Stored entries
— BEGIN —
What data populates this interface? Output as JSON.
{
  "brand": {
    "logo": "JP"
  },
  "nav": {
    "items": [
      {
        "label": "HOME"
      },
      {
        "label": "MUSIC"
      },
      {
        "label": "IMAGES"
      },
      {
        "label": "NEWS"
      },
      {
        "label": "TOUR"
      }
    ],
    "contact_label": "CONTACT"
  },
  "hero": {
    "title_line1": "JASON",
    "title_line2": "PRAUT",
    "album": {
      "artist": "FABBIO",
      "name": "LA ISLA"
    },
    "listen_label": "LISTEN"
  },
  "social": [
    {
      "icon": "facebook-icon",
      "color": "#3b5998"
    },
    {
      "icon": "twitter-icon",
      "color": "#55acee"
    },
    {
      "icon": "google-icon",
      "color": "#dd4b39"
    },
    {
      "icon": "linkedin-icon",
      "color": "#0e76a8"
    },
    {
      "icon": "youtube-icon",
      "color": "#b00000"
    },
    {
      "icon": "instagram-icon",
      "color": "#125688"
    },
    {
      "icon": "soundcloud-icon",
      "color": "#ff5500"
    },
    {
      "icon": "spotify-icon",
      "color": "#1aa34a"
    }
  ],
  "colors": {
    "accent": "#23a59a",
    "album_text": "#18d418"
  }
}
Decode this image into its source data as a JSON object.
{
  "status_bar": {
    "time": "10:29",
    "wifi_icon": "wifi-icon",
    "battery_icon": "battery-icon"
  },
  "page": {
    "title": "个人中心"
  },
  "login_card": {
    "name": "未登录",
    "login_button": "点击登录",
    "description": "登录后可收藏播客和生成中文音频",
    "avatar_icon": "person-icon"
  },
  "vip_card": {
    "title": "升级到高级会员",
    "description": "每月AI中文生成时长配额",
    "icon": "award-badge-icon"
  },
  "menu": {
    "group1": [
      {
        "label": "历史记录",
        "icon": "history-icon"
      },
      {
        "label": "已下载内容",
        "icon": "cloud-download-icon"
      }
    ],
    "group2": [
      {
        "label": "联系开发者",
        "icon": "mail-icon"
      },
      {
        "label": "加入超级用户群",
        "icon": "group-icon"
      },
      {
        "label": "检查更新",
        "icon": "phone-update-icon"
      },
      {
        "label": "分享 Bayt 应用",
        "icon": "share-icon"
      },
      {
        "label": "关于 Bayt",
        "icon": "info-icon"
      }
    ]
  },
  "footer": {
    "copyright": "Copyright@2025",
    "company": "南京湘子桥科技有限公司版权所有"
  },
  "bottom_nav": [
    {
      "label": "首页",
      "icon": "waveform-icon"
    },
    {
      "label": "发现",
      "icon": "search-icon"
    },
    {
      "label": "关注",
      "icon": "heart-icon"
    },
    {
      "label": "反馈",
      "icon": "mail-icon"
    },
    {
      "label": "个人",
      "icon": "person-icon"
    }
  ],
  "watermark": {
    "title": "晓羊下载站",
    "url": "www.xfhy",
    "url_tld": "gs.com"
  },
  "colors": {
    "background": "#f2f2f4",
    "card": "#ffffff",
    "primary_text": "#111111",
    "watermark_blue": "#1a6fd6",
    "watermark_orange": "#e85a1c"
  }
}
— END —
WORK TO BE COMPLETED: Each line holding the word "data" counts once; report the total and nothing else.

WRITTEN ANSWER: 2